** start Text passage **
Parallel mergesort
As another example of parallelizing algorithms in Fork-join framework, let’s make parallel versions of the Mergesort algorithm. We’ll build two version with varying amount of parallelism.
But first, let’s recap the idea of sequential mergesort. As explained earlier, mergesort splits the array to be sorted into smaller sub-arrays until the sub-arrays become of size 1 and thus sorted. The smaller already sorted sub-arrays are then merged together so that the merged sub-array is also sorted. The high-level idea was illustrated in the following figure.
An implementation of the “merge” operation in Scala is:
def merge(a: Array[Int], aux: Array[Int],
start: Int, mid: Int, end: Int): Unit =
var (i, j, dest) = (start, mid, start)
** end Text passage **
* Problems and tasks *
1 – List every parameter of the Scala merge function in the parallel mergesort passage.
2 – Carry the parallel mergesort passage forward from its final line.
** start Provided data **
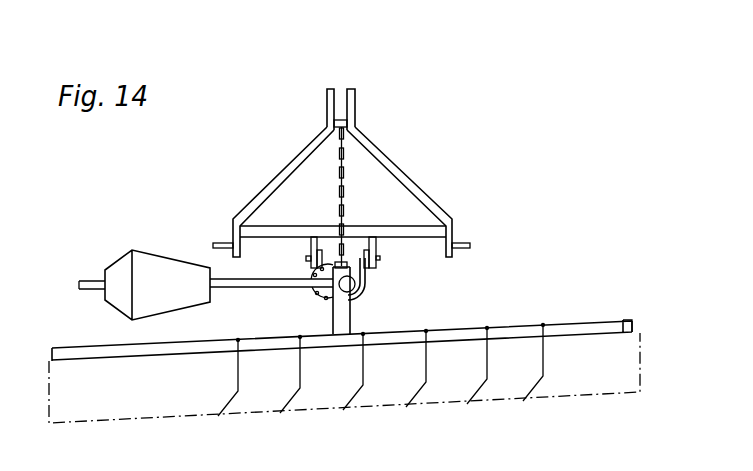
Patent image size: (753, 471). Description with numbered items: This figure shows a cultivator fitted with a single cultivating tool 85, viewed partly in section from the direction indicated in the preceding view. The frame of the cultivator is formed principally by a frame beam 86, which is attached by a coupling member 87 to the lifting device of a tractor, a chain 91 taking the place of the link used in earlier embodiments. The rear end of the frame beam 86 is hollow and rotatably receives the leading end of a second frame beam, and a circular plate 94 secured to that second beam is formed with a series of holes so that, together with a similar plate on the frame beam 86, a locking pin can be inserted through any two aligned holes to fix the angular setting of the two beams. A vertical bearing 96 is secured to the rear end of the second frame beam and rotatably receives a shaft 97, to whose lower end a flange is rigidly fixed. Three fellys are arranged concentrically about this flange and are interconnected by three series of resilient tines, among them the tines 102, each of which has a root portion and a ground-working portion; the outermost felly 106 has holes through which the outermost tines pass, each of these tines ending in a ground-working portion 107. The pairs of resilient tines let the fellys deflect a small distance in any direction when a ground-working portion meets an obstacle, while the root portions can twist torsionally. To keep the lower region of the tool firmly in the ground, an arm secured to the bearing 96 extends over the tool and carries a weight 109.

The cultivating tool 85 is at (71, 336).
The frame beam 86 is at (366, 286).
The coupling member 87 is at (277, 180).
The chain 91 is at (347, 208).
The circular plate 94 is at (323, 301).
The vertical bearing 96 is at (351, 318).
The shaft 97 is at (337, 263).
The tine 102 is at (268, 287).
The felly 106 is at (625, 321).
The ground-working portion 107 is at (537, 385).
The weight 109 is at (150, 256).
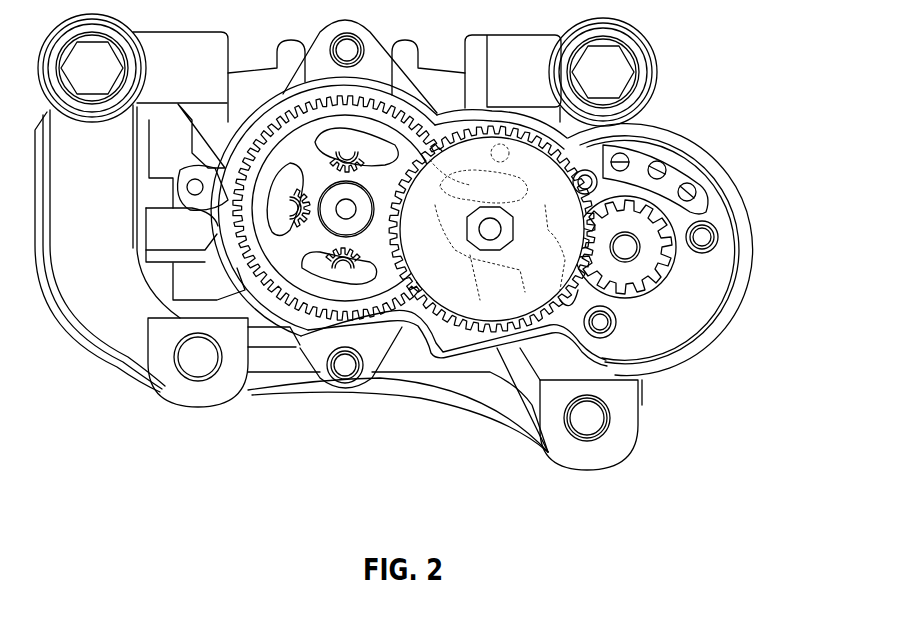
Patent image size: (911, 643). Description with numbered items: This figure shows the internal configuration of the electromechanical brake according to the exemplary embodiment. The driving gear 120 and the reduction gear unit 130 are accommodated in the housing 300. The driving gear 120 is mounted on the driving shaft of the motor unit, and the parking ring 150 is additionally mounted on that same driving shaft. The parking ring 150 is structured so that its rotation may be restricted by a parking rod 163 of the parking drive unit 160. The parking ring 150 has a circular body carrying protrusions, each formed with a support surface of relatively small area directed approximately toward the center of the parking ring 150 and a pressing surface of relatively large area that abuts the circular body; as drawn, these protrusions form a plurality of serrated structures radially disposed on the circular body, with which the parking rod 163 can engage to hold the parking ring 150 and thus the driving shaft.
** end Provided data **
* Outputs *
1 – a, aux, start, mid, end

2 –
// Merge to aux, smallest first
while i < mid && j <= end do
if a(i) <= a(j) then
aux(dest) = a(i); i += 1
else
aux(dest) = a(j); j += 1
dest += 1
// Copy rest to aux
while i < mid do
aux(dest) = a(i); i += 1; dest += 1
while j <= end do
aux(dest) = a(j); j += 1; dest += 1
// Copy from aux back to a
dest = start
while dest <= end do
a(dest) = aux(dest); dest += 1
The running time of the merge operation is \(\Theta(k)\), where \(k\) is the size of the two consecutive sub-arrays. When small sub-arrays are sorted with insertion sort (this is a practical optimization to avoid recursion into too small sub-arrays where the recursion takes more time than the merging), the main method of mergesort can be written in Scala as
def mergesort(a: Array[Int], threshold: Int = 64): Unit =
if a.length <= 1 then return
// Auxiliary memory for doing merges
val aux = new Array[Int](a.length)
// The recursive main routine
def _mergesort(start: Int, end: Int): Unit =
if end - start <= threshold then
insertionsort(a, start, end)
else
val leftEnd = start + (end - start) / 2
_mergesort(start, leftEnd)
_mergesort(leftEnd + 1, end)
merge(a, aux, start, leftEnd + 1, end)
_mergesort(0, a.length - 1)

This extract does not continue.